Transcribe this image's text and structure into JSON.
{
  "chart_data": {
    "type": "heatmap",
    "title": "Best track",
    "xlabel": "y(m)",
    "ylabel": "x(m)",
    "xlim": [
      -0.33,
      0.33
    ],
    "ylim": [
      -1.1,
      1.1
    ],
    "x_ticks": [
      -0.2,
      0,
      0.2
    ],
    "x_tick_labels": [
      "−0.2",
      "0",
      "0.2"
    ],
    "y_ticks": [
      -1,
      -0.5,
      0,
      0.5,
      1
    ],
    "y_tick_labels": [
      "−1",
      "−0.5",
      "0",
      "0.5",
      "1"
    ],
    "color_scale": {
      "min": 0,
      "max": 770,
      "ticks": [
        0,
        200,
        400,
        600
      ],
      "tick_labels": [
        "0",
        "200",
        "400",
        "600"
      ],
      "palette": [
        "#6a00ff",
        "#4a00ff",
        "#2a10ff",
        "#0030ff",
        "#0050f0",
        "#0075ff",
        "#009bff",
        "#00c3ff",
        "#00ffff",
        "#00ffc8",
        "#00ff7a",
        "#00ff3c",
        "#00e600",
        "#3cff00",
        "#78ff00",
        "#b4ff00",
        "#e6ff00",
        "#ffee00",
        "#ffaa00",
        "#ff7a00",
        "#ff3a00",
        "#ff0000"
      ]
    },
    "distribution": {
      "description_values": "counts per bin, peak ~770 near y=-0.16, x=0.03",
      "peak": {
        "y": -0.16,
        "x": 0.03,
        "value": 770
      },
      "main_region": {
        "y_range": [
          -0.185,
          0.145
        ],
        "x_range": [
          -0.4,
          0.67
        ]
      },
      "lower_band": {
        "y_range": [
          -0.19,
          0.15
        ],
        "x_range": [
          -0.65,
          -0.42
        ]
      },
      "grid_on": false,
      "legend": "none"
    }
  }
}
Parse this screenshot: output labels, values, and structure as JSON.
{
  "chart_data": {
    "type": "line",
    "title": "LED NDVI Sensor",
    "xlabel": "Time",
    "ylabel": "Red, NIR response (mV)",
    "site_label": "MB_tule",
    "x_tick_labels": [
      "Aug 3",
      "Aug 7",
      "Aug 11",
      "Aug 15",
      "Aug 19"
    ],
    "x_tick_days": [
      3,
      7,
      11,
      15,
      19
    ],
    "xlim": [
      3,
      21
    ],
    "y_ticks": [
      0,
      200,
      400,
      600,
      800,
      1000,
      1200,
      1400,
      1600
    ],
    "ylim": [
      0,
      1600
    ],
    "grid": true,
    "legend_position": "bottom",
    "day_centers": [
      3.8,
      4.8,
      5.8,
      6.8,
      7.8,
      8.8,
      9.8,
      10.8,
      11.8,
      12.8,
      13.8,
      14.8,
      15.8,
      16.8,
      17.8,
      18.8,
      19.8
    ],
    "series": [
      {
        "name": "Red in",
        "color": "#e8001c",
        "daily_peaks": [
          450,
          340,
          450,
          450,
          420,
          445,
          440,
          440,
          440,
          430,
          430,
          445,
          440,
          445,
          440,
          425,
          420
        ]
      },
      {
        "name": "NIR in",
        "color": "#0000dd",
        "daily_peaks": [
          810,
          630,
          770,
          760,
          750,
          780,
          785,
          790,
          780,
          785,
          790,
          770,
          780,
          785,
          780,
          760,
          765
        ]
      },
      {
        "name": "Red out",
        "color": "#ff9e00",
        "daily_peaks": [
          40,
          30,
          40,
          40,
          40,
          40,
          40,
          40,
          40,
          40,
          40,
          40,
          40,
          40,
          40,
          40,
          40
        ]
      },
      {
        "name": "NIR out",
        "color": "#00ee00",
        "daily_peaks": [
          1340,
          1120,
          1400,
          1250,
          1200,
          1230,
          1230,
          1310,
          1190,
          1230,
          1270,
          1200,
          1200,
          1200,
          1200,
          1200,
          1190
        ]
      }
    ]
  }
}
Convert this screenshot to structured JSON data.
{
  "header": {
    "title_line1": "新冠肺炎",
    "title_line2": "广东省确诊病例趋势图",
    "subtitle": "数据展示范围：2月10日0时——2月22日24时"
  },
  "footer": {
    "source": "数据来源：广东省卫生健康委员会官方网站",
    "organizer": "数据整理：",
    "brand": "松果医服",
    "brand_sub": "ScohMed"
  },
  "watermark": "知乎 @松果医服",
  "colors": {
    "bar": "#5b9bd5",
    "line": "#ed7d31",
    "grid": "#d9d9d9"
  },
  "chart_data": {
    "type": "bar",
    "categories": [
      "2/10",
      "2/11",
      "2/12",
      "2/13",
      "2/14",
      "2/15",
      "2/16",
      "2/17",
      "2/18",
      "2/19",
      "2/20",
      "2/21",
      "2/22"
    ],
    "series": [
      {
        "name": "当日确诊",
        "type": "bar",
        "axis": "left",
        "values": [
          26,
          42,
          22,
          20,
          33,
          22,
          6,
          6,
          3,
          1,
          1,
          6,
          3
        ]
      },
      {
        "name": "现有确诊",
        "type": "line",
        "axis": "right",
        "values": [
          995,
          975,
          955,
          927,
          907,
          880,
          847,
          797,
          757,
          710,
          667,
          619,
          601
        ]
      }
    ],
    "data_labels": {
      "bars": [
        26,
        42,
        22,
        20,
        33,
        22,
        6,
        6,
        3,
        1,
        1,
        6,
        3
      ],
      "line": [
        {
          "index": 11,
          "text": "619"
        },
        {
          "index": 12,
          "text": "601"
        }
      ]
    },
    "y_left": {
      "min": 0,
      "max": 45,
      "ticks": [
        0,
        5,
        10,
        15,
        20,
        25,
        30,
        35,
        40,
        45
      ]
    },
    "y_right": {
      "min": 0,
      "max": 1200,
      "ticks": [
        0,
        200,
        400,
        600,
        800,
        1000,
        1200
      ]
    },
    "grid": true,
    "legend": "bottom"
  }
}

WHAT YOU HAVE TO DO → Keep only those lines of the records that hold "name", and return them.

TASK SOLUTION →
        "name": "Red in",
        "name": "NIR in",
        "name": "Red out",
        "name": "NIR out",
        "name": "当日确诊",
        "name": "现有确诊",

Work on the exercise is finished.